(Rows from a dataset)
○ ○ ○ ○
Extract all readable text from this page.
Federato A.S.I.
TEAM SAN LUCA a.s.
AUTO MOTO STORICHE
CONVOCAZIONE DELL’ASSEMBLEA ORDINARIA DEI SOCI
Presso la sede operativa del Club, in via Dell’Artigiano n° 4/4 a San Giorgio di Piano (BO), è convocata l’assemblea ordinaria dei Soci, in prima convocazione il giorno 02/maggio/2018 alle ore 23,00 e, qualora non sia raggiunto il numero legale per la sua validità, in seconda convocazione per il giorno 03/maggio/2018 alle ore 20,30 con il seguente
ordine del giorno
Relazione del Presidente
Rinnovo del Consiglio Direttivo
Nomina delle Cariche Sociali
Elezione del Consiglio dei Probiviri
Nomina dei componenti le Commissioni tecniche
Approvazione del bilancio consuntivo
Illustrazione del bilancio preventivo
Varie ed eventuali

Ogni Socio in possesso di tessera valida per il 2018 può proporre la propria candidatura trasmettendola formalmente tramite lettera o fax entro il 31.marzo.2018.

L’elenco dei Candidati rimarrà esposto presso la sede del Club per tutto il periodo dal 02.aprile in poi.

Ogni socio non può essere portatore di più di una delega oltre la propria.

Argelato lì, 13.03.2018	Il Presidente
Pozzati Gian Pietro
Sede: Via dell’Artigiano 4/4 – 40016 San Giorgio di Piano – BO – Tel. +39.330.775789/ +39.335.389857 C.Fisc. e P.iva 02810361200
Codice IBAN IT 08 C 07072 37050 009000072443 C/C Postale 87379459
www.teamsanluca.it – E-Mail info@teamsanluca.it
○ ○ ○ ○
AIM – Copy every record above exactly as it appears.

FINISHED ANSWER –
Extract all readable text from this page.
Federato A.S.I.
TEAM SAN LUCA a.s.
AUTO MOTO STORICHE
CONVOCAZIONE DELL’ASSEMBLEA ORDINARIA DEI SOCI
Presso la sede operativa del Club, in via Dell’Artigiano n° 4/4 a San Giorgio di Piano (BO), è convocata l’assemblea ordinaria dei Soci, in prima convocazione il giorno 02/maggio/2018 alle ore 23,00 e, qualora non sia raggiunto il numero legale per la sua validità, in seconda convocazione per il giorno 03/maggio/2018 alle ore 20,30 con il seguente
ordine del giorno
Relazione del Presidente
Rinnovo del Consiglio Direttivo
Nomina delle Cariche Sociali
Elezione del Consiglio dei Probiviri
Nomina dei componenti le Commissioni tecniche
Approvazione del bilancio consuntivo
Illustrazione del bilancio preventivo
Varie ed eventuali

Ogni Socio in possesso di tessera valida per il 2018 può proporre la propria candidatura trasmettendola formalmente tramite lettera o fax entro il 31.marzo.2018.

L’elenco dei Candidati rimarrà esposto presso la sede del Club per tutto il periodo dal 02.aprile in poi.

Ogni socio non può essere portatore di più di una delega oltre la propria.

Argelato lì, 13.03.2018	Il Presidente
Pozzati Gian Pietro
Sede: Via dell’Artigiano 4/4 – 40016 San Giorgio di Piano – BO – Tel. +39.330.775789/ +39.335.389857 C.Fisc. e P.iva 02810361200
Codice IBAN IT 08 C 07072 37050 009000072443 C/C Postale 87379459
www.teamsanluca.it – E-Mail info@teamsanluca.it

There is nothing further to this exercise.